* [Page]:
= = = = = = =

= State civilian and municipal service ranks of the Russian Federation =

Russian civil ranks

Several acts of the Russian parliament make provisions for the operation of the state civilian and municipal services. Three laws which came into effect between 2004 and 2007 lay out the principal structures and functions of the services.

Federal state civilian service ranks in Russia are set out in the Federal Law of 27 July 2004 No.79-FZ "Concerning the state civilian service of the Russian Federation".

State civilian service ranks of the federal subjects of the Russian Federation are laid out in the Federal Law of the 27th of July 2004 No.79-FZ "Concerning the state civilian service of the Russian Federation".

The ranks of the municipal service are set out in the Federal Law of the 2nd of March 2007 No.25-FZ "Concerning the municipal service of the Russian Federation".

These laws are supplemented by acts pertaining more generally to the status of Russian federal subjects.

Those in the ranks of the civilian and municipal services wear the insignia of the appropriate organisation on a patch stitched onto their clothing.

= = = = = = =

* [Raw data]:
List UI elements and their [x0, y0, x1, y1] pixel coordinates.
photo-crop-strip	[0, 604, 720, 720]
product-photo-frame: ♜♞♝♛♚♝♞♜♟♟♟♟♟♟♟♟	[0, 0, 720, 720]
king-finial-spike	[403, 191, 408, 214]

= = = = = = =

* [Work to complete]:
1) According to the Russian civil ranks text, which federal law sets out the ranks of the municipal service?
2) Quote the Russian civil ranks text word for word, everything from "State civilian service ranks of" down to "Russian federal subjects.".
3) In the Russian civil ranks text, shorten the paragraph beginning "Several acts of the Russian parliament" to a single sentence that keeps its main facts.
Work only from the Russian civil ranks text, not from the lines.

* [Solutions to the tasks]:
1) The Federal Law of the 2nd of March 2007 No.25-FZ "Concerning the municipal service of the Russian Federation".

2)
State civilian service ranks of the federal subjects of the Russian Federation are laid out in the Federal Law of the 27th of July 2004 No.79-FZ "Concerning the state civilian service of the Russian Federation".

The ranks of the municipal service are set out in the Federal Law of the 2nd of March 2007 No.25-FZ "Concerning the municipal service of the Russian Federation".

These laws are supplemented by acts pertaining more generally to the status of Russian federal subjects.

3) Several Russian parliamentary acts govern the state civilian and municipal services, and three laws that took effect between 2004 and 2007 set out their principal structures and functions.